(Data entries)
***

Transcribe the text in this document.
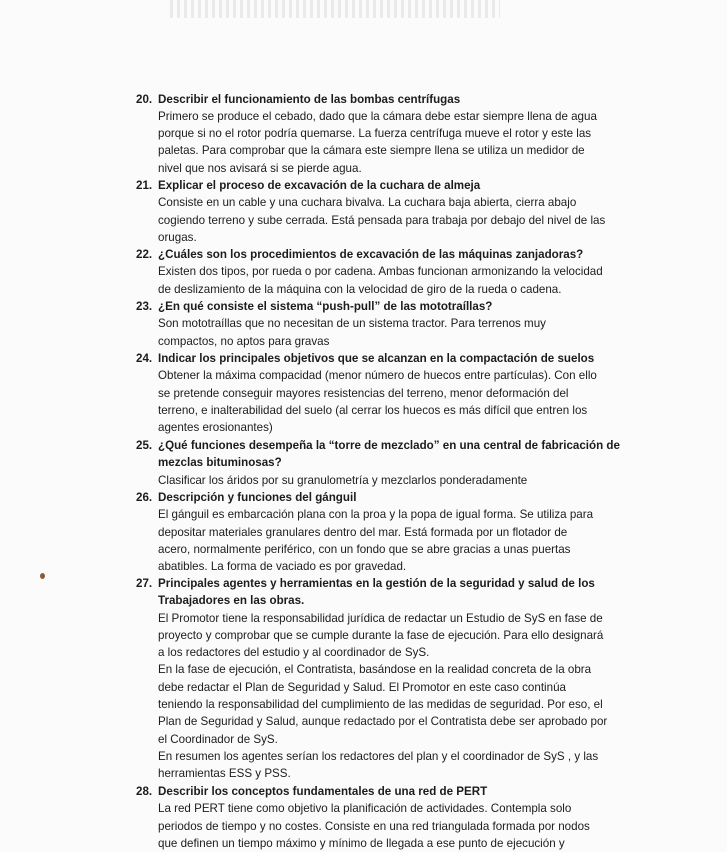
20. Describir el funcionamiento de las bombas centrífugas
Primero se produce el cebado, dado que la cámara debe estar siempre llena de agua
porque si no el rotor podría quemarse. La fuerza centrífuga mueve el rotor y este las
paletas. Para comprobar que la cámara este siempre llena se utiliza un medidor de
nivel que nos avisará si se pierde agua.
21. Explicar el proceso de excavación de la cuchara de almeja
Consiste en un cable y una cuchara bivalva. La cuchara baja abierta, cierra abajo
cogiendo terreno y sube cerrada. Está pensada para trabaja por debajo del nivel de las
orugas.
22. ¿Cuáles son los procedimientos de excavación de las máquinas zanjadoras?
Existen dos tipos, por rueda o por cadena. Ambas funcionan armonizando la velocidad
de deslizamiento de la máquina con la velocidad de giro de la rueda o cadena.
23. ¿En qué consiste el sistema “push-pull” de las mototraíllas?
Son mototraíllas que no necesitan de un sistema tractor. Para terrenos muy
compactos, no aptos para gravas
24. Indicar los principales objetivos que se alcanzan en la compactación de suelos
Obtener la máxima compacidad (menor número de huecos entre partículas). Con ello
se pretende conseguir mayores resistencias del terreno, menor deformación del
terreno, e inalterabilidad del suelo (al cerrar los huecos es más difícil que entren los
agentes erosionantes)
25. ¿Qué funciones desempeña la “torre de mezclado” en una central de fabricación de
mezclas bituminosas?
Clasificar los áridos por su granulometría y mezclarlos ponderadamente
26. Descripción y funciones del gánguil
El gánguil es embarcación plana con la proa y la popa de igual forma. Se utiliza para
depositar materiales granulares dentro del mar. Está formada por un flotador de
acero, normalmente periférico, con un fondo que se abre gracias a unas puertas
abatibles. La forma de vaciado es por gravedad.
27. Principales agentes y herramientas en la gestión de la seguridad y salud de los
Trabajadores en las obras.
El Promotor tiene la responsabilidad jurídica de redactar un Estudio de SyS en fase de
proyecto y comprobar que se cumple durante la fase de ejecución. Para ello designará
a los redactores del estudio y al coordinador de SyS.
En la fase de ejecución, el Contratista, basándose en la realidad concreta de la obra
debe redactar el Plan de Seguridad y Salud. El Promotor en este caso continúa
teniendo la responsabilidad del cumplimiento de las medidas de seguridad. Por eso, el
Plan de Seguridad y Salud, aunque redactado por el Contratista debe ser aprobado por
el Coordinador de SyS.
En resumen los agentes serían los redactores del plan y el coordinador de SyS , y las
herramientas ESS y PSS.
28. Describir los conceptos fundamentales de una red de PERT
La red PERT tiene como objetivo la planificación de actividades. Contempla solo
periodos de tiempo y no costes. Consiste en una red triangulada formada por nodos
que definen un tiempo máximo y mínimo de llegada a ese punto de ejecución y
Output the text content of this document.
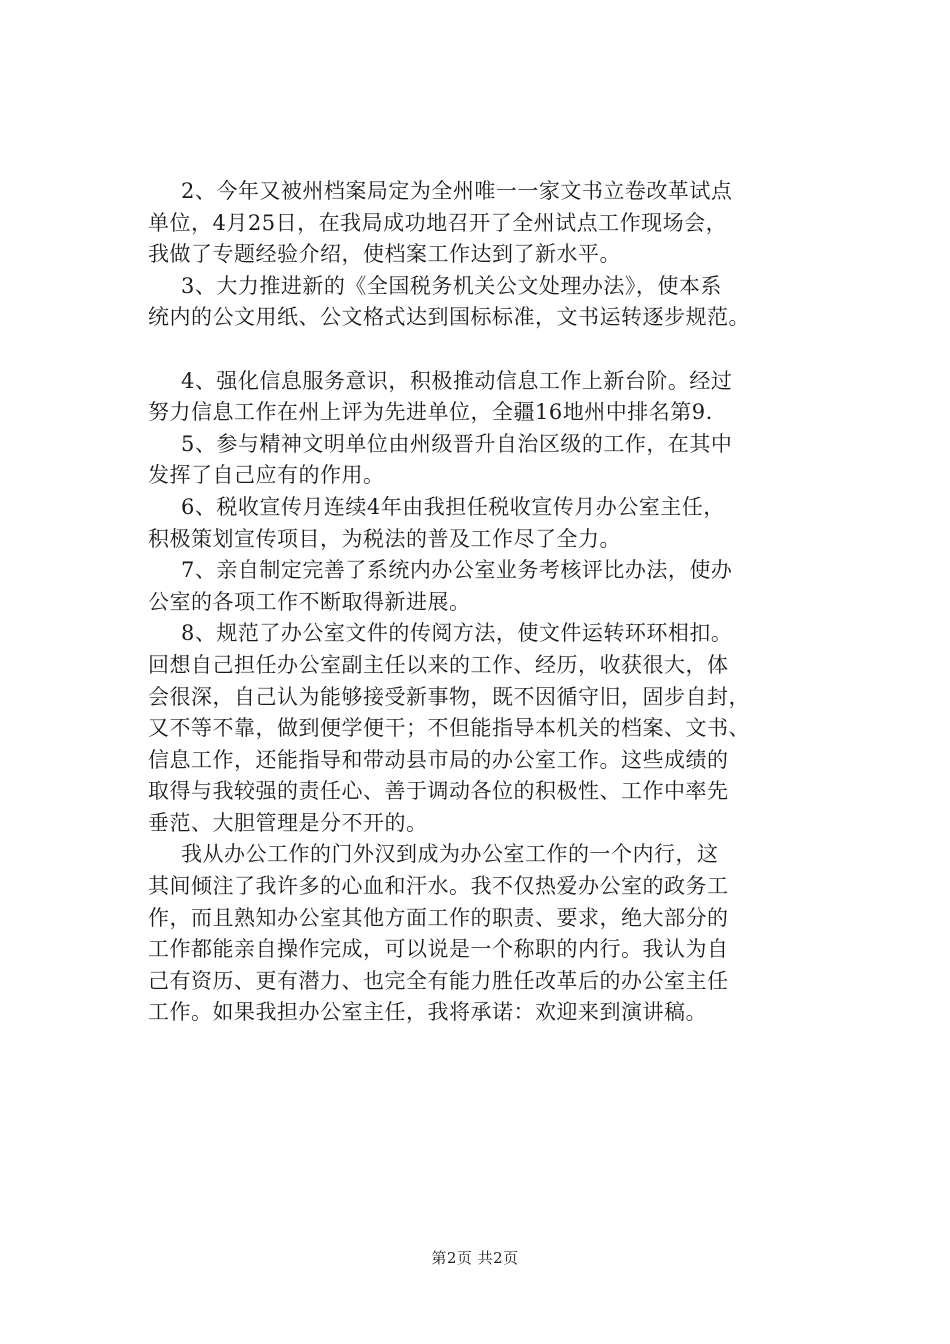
2、今年又被州档案局定为全州唯一一家文书立卷改革试点
单位，4月25日，在我局成功地召开了全州试点工作现场会，
我做了专题经验介绍，使档案工作达到了新水平。
3、大力推进新的《全国税务机关公文处理办法》，使本系
统内的公文用纸、公文格式达到国标标准，文书运转逐步规范。
4、强化信息服务意识，积极推动信息工作上新台阶。经过
努力信息工作在州上评为先进单位，全疆16地州中排名第9.
5、参与精神文明单位由州级晋升自治区级的工作，在其中
发挥了自己应有的作用。
6、税收宣传月连续4年由我担任税收宣传月办公室主任，
积极策划宣传项目，为税法的普及工作尽了全力。
7、亲自制定完善了系统内办公室业务考核评比办法，使办
公室的各项工作不断取得新进展。
8、规范了办公室文件的传阅方法，使文件运转环环相扣。
回想自己担任办公室副主任以来的工作、经历，收获很大，体
会很深，自己认为能够接受新事物，既不因循守旧，固步自封，
又不等不靠，做到便学便干；不但能指导本机关的档案、文书、
信息工作，还能指导和带动县市局的办公室工作。这些成绩的
取得与我较强的责任心、善于调动各位的积极性、工作中率先
垂范、大胆管理是分不开的。
我从办公工作的门外汉到成为办公室工作的一个内行，这
其间倾注了我许多的心血和汗水。我不仅热爱办公室的政务工
作，而且熟知办公室其他方面工作的职责、要求，绝大部分的
工作都能亲自操作完成，可以说是一个称职的内行。我认为自
己有资历、更有潜力、也完全有能力胜任改革后的办公室主任
工作。如果我担办公室主任，我将承诺：欢迎来到演讲稿。
第2页 共2页
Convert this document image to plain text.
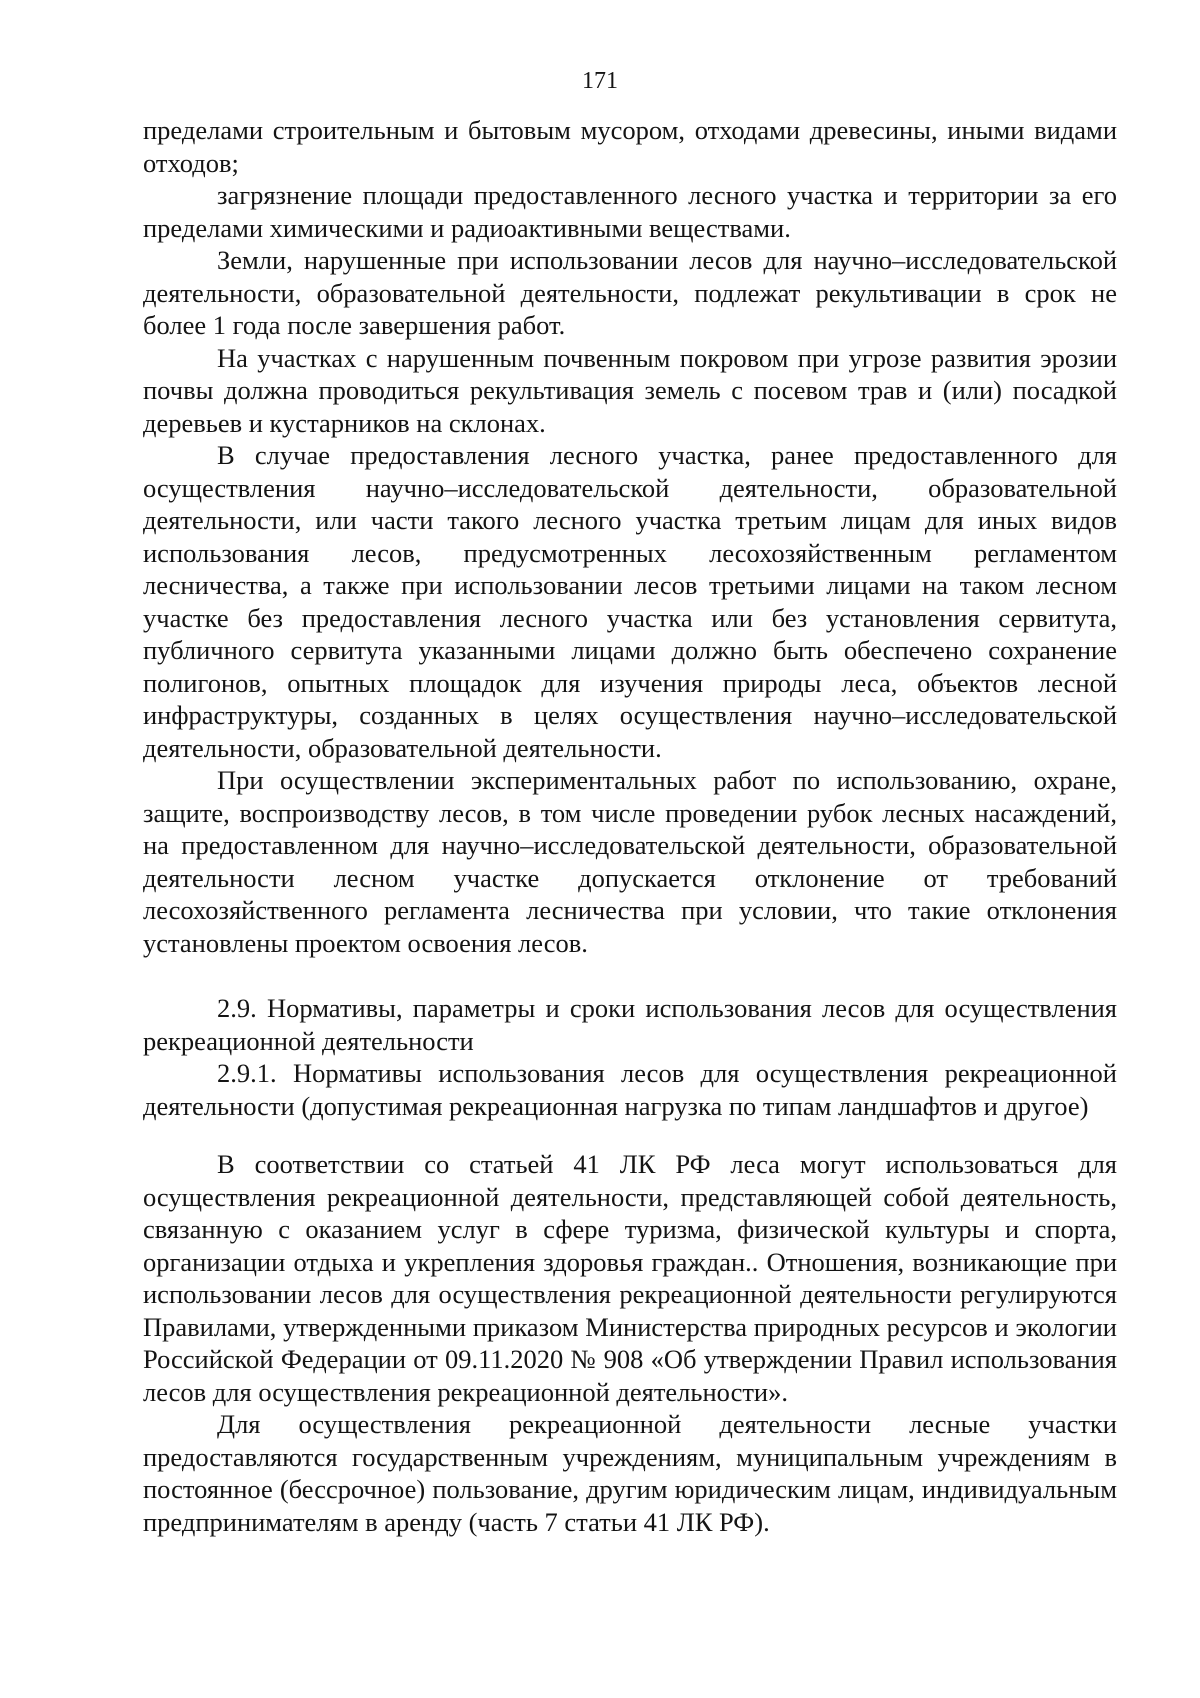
171

пределами строительным и бытовым мусором, отходами древесины, иными видами отходов;

загрязнение площади предоставленного лесного участка и территории за его пределами химическими и радиоактивными веществами.

Земли, нарушенные при использовании лесов для научно–исследовательской деятельности, образовательной деятельности, подлежат рекультивации в срок не более 1 года после завершения работ.

На участках с нарушенным почвенным покровом при угрозе развития эрозии почвы должна проводиться рекультивация земель с посевом трав и (или) посадкой деревьев и кустарников на склонах.

В случае предоставления лесного участка, ранее предоставленного для осуществления научно–исследовательской деятельности, образовательной деятельности, или части такого лесного участка третьим лицам для иных видов использования лесов, предусмотренных лесохозяйственным регламентом лесничества, а также при использовании лесов третьими лицами на таком лесном участке без предоставления лесного участка или без установления сервитута, публичного сервитута указанными лицами должно быть обеспечено сохранение полигонов, опытных площадок для изучения природы леса, объектов лесной инфраструктуры, созданных в целях осуществления научно–исследовательской деятельности, образовательной деятельности.

При осуществлении экспериментальных работ по использованию, охране, защите, воспроизводству лесов, в том числе проведении рубок лесных насаждений, на предоставленном для научно–исследовательской деятельности, образовательной деятельности лесном участке допускается отклонение от требований лесохозяйственного регламента лесничества при условии, что такие отклонения установлены проектом освоения лесов.

2.9. Нормативы, параметры и сроки использования лесов для осуществления рекреационной деятельности

2.9.1. Нормативы использования лесов для осуществления рекреационной деятельности (допустимая рекреационная нагрузка по типам ландшафтов и другое)

В соответствии со статьей 41 ЛК РФ леса могут использоваться для осуществления рекреационной деятельности, представляющей собой деятельность, связанную с оказанием услуг в сфере туризма, физической культуры и спорта, организации отдыха и укрепления здоровья граждан.. Отношения, возникающие при использовании лесов для осуществления рекреационной деятельности регулируются Правилами, утвержденными приказом Министерства природных ресурсов и экологии Российской Федерации от 09.11.2020 № 908 «Об утверждении Правил использования лесов для осуществления рекреационной деятельности».

Для осуществления рекреационной деятельности лесные участки предоставляются государственным учреждениям, муниципальным учреждениям в постоянное (бессрочное) пользование, другим юридическим лицам, индивидуальным предпринимателям в аренду (часть 7 статьи 41 ЛК РФ).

***

• **THE REQUEST**
An exact transcription of all the entries is required, without the pictures.

• **RESPONSE**
Transcribe the text in this document.
20. Describir el funcionamiento de las bombas centrífugas
Primero se produce el cebado, dado que la cámara debe estar siempre llena de agua
porque si no el rotor podría quemarse. La fuerza centrífuga mueve el rotor y este las
paletas. Para comprobar que la cámara este siempre llena se utiliza un medidor de
nivel que nos avisará si se pierde agua.
21. Explicar el proceso de excavación de la cuchara de almeja
Consiste en un cable y una cuchara bivalva. La cuchara baja abierta, cierra abajo
cogiendo terreno y sube cerrada. Está pensada para trabaja por debajo del nivel de las
orugas.
22. ¿Cuáles son los procedimientos de excavación de las máquinas zanjadoras?
Existen dos tipos, por rueda o por cadena. Ambas funcionan armonizando la velocidad
de deslizamiento de la máquina con la velocidad de giro de la rueda o cadena.
23. ¿En qué consiste el sistema “push-pull” de las mototraíllas?
Son mototraíllas que no necesitan de un sistema tractor. Para terrenos muy
compactos, no aptos para gravas
24. Indicar los principales objetivos que se alcanzan en la compactación de suelos
Obtener la máxima compacidad (menor número de huecos entre partículas). Con ello
se pretende conseguir mayores resistencias del terreno, menor deformación del
terreno, e inalterabilidad del suelo (al cerrar los huecos es más difícil que entren los
agentes erosionantes)
25. ¿Qué funciones desempeña la “torre de mezclado” en una central de fabricación de
mezclas bituminosas?
Clasificar los áridos por su granulometría y mezclarlos ponderadamente
26. Descripción y funciones del gánguil
El gánguil es embarcación plana con la proa y la popa de igual forma. Se utiliza para
depositar materiales granulares dentro del mar. Está formada por un flotador de
acero, normalmente periférico, con un fondo que se abre gracias a unas puertas
abatibles. La forma de vaciado es por gravedad.
27. Principales agentes y herramientas en la gestión de la seguridad y salud de los
Trabajadores en las obras.
El Promotor tiene la responsabilidad jurídica de redactar un Estudio de SyS en fase de
proyecto y comprobar que se cumple durante la fase de ejecución. Para ello designará
a los redactores del estudio y al coordinador de SyS.
En la fase de ejecución, el Contratista, basándose en la realidad concreta de la obra
debe redactar el Plan de Seguridad y Salud. El Promotor en este caso continúa
teniendo la responsabilidad del cumplimiento de las medidas de seguridad. Por eso, el
Plan de Seguridad y Salud, aunque redactado por el Contratista debe ser aprobado por
el Coordinador de SyS.
En resumen los agentes serían los redactores del plan y el coordinador de SyS , y las
herramientas ESS y PSS.
28. Describir los conceptos fundamentales de una red de PERT
La red PERT tiene como objetivo la planificación de actividades. Contempla solo
periodos de tiempo y no costes. Consiste en una red triangulada formada por nodos
que definen un tiempo máximo y mínimo de llegada a ese punto de ejecución y
Output the text content of this document.
2、今年又被州档案局定为全州唯一一家文书立卷改革试点
单位，4月25日，在我局成功地召开了全州试点工作现场会，
我做了专题经验介绍，使档案工作达到了新水平。
3、大力推进新的《全国税务机关公文处理办法》，使本系
统内的公文用纸、公文格式达到国标标准，文书运转逐步规范。
4、强化信息服务意识，积极推动信息工作上新台阶。经过
努力信息工作在州上评为先进单位，全疆16地州中排名第9.
5、参与精神文明单位由州级晋升自治区级的工作，在其中
发挥了自己应有的作用。
6、税收宣传月连续4年由我担任税收宣传月办公室主任，
积极策划宣传项目，为税法的普及工作尽了全力。
7、亲自制定完善了系统内办公室业务考核评比办法，使办
公室的各项工作不断取得新进展。
8、规范了办公室文件的传阅方法，使文件运转环环相扣。
回想自己担任办公室副主任以来的工作、经历，收获很大，体
会很深，自己认为能够接受新事物，既不因循守旧，固步自封，
又不等不靠，做到便学便干；不但能指导本机关的档案、文书、
信息工作，还能指导和带动县市局的办公室工作。这些成绩的
取得与我较强的责任心、善于调动各位的积极性、工作中率先
垂范、大胆管理是分不开的。
我从办公工作的门外汉到成为办公室工作的一个内行，这
其间倾注了我许多的心血和汗水。我不仅热爱办公室的政务工
作，而且熟知办公室其他方面工作的职责、要求，绝大部分的
工作都能亲自操作完成，可以说是一个称职的内行。我认为自
己有资历、更有潜力、也完全有能力胜任改革后的办公室主任
工作。如果我担办公室主任，我将承诺：欢迎来到演讲稿。
第2页 共2页
Convert this document image to plain text.
171

пределами строительным и бытовым мусором, отходами древесины, иными видами отходов;

загрязнение площади предоставленного лесного участка и территории за его пределами химическими и радиоактивными веществами.

Земли, нарушенные при использовании лесов для научно–исследовательской деятельности, образовательной деятельности, подлежат рекультивации в срок не более 1 года после завершения работ.

На участках с нарушенным почвенным покровом при угрозе развития эрозии почвы должна проводиться рекультивация земель с посевом трав и (или) посадкой деревьев и кустарников на склонах.

В случае предоставления лесного участка, ранее предоставленного для осуществления научно–исследовательской деятельности, образовательной деятельности, или части такого лесного участка третьим лицам для иных видов использования лесов, предусмотренных лесохозяйственным регламентом лесничества, а также при использовании лесов третьими лицами на таком лесном участке без предоставления лесного участка или без установления сервитута, публичного сервитута указанными лицами должно быть обеспечено сохранение полигонов, опытных площадок для изучения природы леса, объектов лесной инфраструктуры, созданных в целях осуществления научно–исследовательской деятельности, образовательной деятельности.

При осуществлении экспериментальных работ по использованию, охране, защите, воспроизводству лесов, в том числе проведении рубок лесных насаждений, на предоставленном для научно–исследовательской деятельности, образовательной деятельности лесном участке допускается отклонение от требований лесохозяйственного регламента лесничества при условии, что такие отклонения установлены проектом освоения лесов.

2.9. Нормативы, параметры и сроки использования лесов для осуществления рекреационной деятельности

2.9.1. Нормативы использования лесов для осуществления рекреационной деятельности (допустимая рекреационная нагрузка по типам ландшафтов и другое)

В соответствии со статьей 41 ЛК РФ леса могут использоваться для осуществления рекреационной деятельности, представляющей собой деятельность, связанную с оказанием услуг в сфере туризма, физической культуры и спорта, организации отдыха и укрепления здоровья граждан.. Отношения, возникающие при использовании лесов для осуществления рекреационной деятельности регулируются Правилами, утвержденными приказом Министерства природных ресурсов и экологии Российской Федерации от 09.11.2020 № 908 «Об утверждении Правил использования лесов для осуществления рекреационной деятельности».

Для осуществления рекреационной деятельности лесные участки предоставляются государственным учреждениям, муниципальным учреждениям в постоянное (бессрочное) пользование, другим юридическим лицам, индивидуальным предпринимателям в аренду (часть 7 статьи 41 ЛК РФ).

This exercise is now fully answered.